[Dataset listings of figures]

________

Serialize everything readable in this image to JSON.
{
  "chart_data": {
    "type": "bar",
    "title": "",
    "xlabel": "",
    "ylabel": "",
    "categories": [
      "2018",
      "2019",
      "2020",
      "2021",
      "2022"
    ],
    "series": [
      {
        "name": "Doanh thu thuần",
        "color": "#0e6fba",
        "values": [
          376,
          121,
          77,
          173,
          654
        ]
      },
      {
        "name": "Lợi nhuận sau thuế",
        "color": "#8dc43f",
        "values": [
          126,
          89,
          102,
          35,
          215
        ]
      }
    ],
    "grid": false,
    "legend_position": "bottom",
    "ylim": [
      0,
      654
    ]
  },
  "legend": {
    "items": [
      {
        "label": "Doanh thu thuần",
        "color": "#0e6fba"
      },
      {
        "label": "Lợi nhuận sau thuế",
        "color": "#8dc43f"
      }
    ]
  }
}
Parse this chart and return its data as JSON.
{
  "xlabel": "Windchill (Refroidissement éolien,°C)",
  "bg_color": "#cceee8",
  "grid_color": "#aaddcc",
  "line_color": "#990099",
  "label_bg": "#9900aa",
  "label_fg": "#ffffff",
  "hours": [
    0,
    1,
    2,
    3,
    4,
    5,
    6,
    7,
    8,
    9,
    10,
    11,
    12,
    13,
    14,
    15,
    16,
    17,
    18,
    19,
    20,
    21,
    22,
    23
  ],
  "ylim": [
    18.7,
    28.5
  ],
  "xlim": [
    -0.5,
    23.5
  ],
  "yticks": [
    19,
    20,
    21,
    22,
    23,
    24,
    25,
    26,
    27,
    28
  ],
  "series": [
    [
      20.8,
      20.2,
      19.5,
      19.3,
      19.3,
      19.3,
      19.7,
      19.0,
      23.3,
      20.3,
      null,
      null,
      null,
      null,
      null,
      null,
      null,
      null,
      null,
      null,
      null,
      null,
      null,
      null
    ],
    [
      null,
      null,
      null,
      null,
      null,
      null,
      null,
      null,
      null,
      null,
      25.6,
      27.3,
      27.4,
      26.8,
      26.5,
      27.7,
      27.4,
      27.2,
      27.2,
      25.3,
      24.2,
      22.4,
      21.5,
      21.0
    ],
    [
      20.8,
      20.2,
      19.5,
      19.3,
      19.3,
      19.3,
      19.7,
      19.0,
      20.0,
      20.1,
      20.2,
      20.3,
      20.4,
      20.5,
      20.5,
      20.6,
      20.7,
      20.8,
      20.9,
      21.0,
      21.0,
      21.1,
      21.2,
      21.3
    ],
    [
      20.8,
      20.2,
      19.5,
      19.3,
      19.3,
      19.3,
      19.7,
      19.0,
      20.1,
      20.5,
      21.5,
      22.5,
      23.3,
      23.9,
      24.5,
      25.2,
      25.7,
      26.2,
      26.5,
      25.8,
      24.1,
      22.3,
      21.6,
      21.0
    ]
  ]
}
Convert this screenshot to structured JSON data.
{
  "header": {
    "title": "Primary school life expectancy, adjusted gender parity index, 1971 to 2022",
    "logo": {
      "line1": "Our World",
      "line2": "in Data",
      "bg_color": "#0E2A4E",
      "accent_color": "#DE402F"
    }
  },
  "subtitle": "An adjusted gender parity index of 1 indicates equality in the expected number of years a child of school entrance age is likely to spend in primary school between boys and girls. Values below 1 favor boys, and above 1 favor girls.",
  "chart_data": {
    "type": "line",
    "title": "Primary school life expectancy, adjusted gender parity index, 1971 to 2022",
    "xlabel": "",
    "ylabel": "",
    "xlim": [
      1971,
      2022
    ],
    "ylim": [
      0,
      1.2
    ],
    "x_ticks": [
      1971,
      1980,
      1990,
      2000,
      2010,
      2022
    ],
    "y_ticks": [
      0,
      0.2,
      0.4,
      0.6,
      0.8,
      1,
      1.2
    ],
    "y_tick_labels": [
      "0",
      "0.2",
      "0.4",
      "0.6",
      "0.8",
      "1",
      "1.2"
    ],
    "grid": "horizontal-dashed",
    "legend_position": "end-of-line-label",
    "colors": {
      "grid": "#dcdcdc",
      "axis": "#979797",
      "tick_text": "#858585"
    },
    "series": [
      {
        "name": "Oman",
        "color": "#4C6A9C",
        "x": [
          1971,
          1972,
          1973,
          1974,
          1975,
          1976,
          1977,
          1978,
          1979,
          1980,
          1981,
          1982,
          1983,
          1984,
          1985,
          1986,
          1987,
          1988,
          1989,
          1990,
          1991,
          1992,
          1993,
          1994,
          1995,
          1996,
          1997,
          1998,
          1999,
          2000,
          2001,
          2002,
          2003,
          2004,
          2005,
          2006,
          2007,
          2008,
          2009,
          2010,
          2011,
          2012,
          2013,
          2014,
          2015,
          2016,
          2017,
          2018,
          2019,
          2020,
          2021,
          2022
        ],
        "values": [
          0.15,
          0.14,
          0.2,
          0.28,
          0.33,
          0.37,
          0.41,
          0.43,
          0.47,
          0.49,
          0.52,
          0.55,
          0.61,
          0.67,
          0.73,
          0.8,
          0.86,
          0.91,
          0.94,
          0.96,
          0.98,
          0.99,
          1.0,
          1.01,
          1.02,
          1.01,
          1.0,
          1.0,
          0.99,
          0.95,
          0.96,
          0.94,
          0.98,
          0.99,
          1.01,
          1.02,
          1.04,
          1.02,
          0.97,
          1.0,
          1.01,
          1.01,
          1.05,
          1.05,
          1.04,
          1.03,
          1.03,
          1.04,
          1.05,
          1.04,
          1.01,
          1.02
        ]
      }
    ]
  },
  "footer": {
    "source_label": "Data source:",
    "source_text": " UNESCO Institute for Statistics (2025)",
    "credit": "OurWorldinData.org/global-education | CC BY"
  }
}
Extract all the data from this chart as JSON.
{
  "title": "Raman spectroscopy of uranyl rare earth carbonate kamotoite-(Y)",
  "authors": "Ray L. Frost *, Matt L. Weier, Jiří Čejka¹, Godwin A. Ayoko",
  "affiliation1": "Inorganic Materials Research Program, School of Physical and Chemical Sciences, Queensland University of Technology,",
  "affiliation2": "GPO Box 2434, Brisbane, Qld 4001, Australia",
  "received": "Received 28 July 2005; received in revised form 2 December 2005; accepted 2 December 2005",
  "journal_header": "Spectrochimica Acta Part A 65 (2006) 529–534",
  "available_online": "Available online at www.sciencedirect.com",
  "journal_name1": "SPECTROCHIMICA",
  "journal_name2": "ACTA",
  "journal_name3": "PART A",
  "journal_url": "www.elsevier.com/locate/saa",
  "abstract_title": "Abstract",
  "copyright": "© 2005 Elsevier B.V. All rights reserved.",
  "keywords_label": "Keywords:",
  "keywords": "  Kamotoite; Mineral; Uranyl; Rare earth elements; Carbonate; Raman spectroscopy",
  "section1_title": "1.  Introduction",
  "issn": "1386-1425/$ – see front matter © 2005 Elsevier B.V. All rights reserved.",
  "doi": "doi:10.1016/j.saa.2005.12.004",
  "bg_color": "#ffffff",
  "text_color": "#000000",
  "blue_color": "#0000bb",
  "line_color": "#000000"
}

________

▶ [Problem description]
Write each line above out exactly.

▶ [Response for this exercise]
Serialize everything readable in this image to JSON.
{
  "chart_data": {
    "type": "bar",
    "title": "",
    "xlabel": "",
    "ylabel": "",
    "categories": [
      "2018",
      "2019",
      "2020",
      "2021",
      "2022"
    ],
    "series": [
      {
        "name": "Doanh thu thuần",
        "color": "#0e6fba",
        "values": [
          376,
          121,
          77,
          173,
          654
        ]
      },
      {
        "name": "Lợi nhuận sau thuế",
        "color": "#8dc43f",
        "values": [
          126,
          89,
          102,
          35,
          215
        ]
      }
    ],
    "grid": false,
    "legend_position": "bottom",
    "ylim": [
      0,
      654
    ]
  },
  "legend": {
    "items": [
      {
        "label": "Doanh thu thuần",
        "color": "#0e6fba"
      },
      {
        "label": "Lợi nhuận sau thuế",
        "color": "#8dc43f"
      }
    ]
  }
}
Parse this chart and return its data as JSON.
{
  "xlabel": "Windchill (Refroidissement éolien,°C)",
  "bg_color": "#cceee8",
  "grid_color": "#aaddcc",
  "line_color": "#990099",
  "label_bg": "#9900aa",
  "label_fg": "#ffffff",
  "hours": [
    0,
    1,
    2,
    3,
    4,
    5,
    6,
    7,
    8,
    9,
    10,
    11,
    12,
    13,
    14,
    15,
    16,
    17,
    18,
    19,
    20,
    21,
    22,
    23
  ],
  "ylim": [
    18.7,
    28.5
  ],
  "xlim": [
    -0.5,
    23.5
  ],
  "yticks": [
    19,
    20,
    21,
    22,
    23,
    24,
    25,
    26,
    27,
    28
  ],
  "series": [
    [
      20.8,
      20.2,
      19.5,
      19.3,
      19.3,
      19.3,
      19.7,
      19.0,
      23.3,
      20.3,
      null,
      null,
      null,
      null,
      null,
      null,
      null,
      null,
      null,
      null,
      null,
      null,
      null,
      null
    ],
    [
      null,
      null,
      null,
      null,
      null,
      null,
      null,
      null,
      null,
      null,
      25.6,
      27.3,
      27.4,
      26.8,
      26.5,
      27.7,
      27.4,
      27.2,
      27.2,
      25.3,
      24.2,
      22.4,
      21.5,
      21.0
    ],
    [
      20.8,
      20.2,
      19.5,
      19.3,
      19.3,
      19.3,
      19.7,
      19.0,
      20.0,
      20.1,
      20.2,
      20.3,
      20.4,
      20.5,
      20.5,
      20.6,
      20.7,
      20.8,
      20.9,
      21.0,
      21.0,
      21.1,
      21.2,
      21.3
    ],
    [
      20.8,
      20.2,
      19.5,
      19.3,
      19.3,
      19.3,
      19.7,
      19.0,
      20.1,
      20.5,
      21.5,
      22.5,
      23.3,
      23.9,
      24.5,
      25.2,
      25.7,
      26.2,
      26.5,
      25.8,
      24.1,
      22.3,
      21.6,
      21.0
    ]
  ]
}
Convert this screenshot to structured JSON data.
{
  "header": {
    "title": "Primary school life expectancy, adjusted gender parity index, 1971 to 2022",
    "logo": {
      "line1": "Our World",
      "line2": "in Data",
      "bg_color": "#0E2A4E",
      "accent_color": "#DE402F"
    }
  },
  "subtitle": "An adjusted gender parity index of 1 indicates equality in the expected number of years a child of school entrance age is likely to spend in primary school between boys and girls. Values below 1 favor boys, and above 1 favor girls.",
  "chart_data": {
    "type": "line",
    "title": "Primary school life expectancy, adjusted gender parity index, 1971 to 2022",
    "xlabel": "",
    "ylabel": "",
    "xlim": [
      1971,
      2022
    ],
    "ylim": [
      0,
      1.2
    ],
    "x_ticks": [
      1971,
      1980,
      1990,
      2000,
      2010,
      2022
    ],
    "y_ticks": [
      0,
      0.2,
      0.4,
      0.6,
      0.8,
      1,
      1.2
    ],
    "y_tick_labels": [
      "0",
      "0.2",
      "0.4",
      "0.6",
      "0.8",
      "1",
      "1.2"
    ],
    "grid": "horizontal-dashed",
    "legend_position": "end-of-line-label",
    "colors": {
      "grid": "#dcdcdc",
      "axis": "#979797",
      "tick_text": "#858585"
    },
    "series": [
      {
        "name": "Oman",
        "color": "#4C6A9C",
        "x": [
          1971,
          1972,
          1973,
          1974,
          1975,
          1976,
          1977,
          1978,
          1979,
          1980,
          1981,
          1982,
          1983,
          1984,
          1985,
          1986,
          1987,
          1988,
          1989,
          1990,
          1991,
          1992,
          1993,
          1994,
          1995,
          1996,
          1997,
          1998,
          1999,
          2000,
          2001,
          2002,
          2003,
          2004,
          2005,
          2006,
          2007,
          2008,
          2009,
          2010,
          2011,
          2012,
          2013,
          2014,
          2015,
          2016,
          2017,
          2018,
          2019,
          2020,
          2021,
          2022
        ],
        "values": [
          0.15,
          0.14,
          0.2,
          0.28,
          0.33,
          0.37,
          0.41,
          0.43,
          0.47,
          0.49,
          0.52,
          0.55,
          0.61,
          0.67,
          0.73,
          0.8,
          0.86,
          0.91,
          0.94,
          0.96,
          0.98,
          0.99,
          1.0,
          1.01,
          1.02,
          1.01,
          1.0,
          1.0,
          0.99,
          0.95,
          0.96,
          0.94,
          0.98,
          0.99,
          1.01,
          1.02,
          1.04,
          1.02,
          0.97,
          1.0,
          1.01,
          1.01,
          1.05,
          1.05,
          1.04,
          1.03,
          1.03,
          1.04,
          1.05,
          1.04,
          1.01,
          1.02
        ]
      }
    ]
  },
  "footer": {
    "source_label": "Data source:",
    "source_text": " UNESCO Institute for Statistics (2025)",
    "credit": "OurWorldinData.org/global-education | CC BY"
  }
}
Extract all the data from this chart as JSON.
{
  "title": "Raman spectroscopy of uranyl rare earth carbonate kamotoite-(Y)",
  "authors": "Ray L. Frost *, Matt L. Weier, Jiří Čejka¹, Godwin A. Ayoko",
  "affiliation1": "Inorganic Materials Research Program, School of Physical and Chemical Sciences, Queensland University of Technology,",
  "affiliation2": "GPO Box 2434, Brisbane, Qld 4001, Australia",
  "received": "Received 28 July 2005; received in revised form 2 December 2005; accepted 2 December 2005",
  "journal_header": "Spectrochimica Acta Part A 65 (2006) 529–534",
  "available_online": "Available online at www.sciencedirect.com",
  "journal_name1": "SPECTROCHIMICA",
  "journal_name2": "ACTA",
  "journal_name3": "PART A",
  "journal_url": "www.elsevier.com/locate/saa",
  "abstract_title": "Abstract",
  "copyright": "© 2005 Elsevier B.V. All rights reserved.",
  "keywords_label": "Keywords:",
  "keywords": "  Kamotoite; Mineral; Uranyl; Rare earth elements; Carbonate; Raman spectroscopy",
  "section1_title": "1.  Introduction",
  "issn": "1386-1425/$ – see front matter © 2005 Elsevier B.V. All rights reserved.",
  "doi": "doi:10.1016/j.saa.2005.12.004",
  "bg_color": "#ffffff",
  "text_color": "#000000",
  "blue_color": "#0000bb",
  "line_color": "#000000"
}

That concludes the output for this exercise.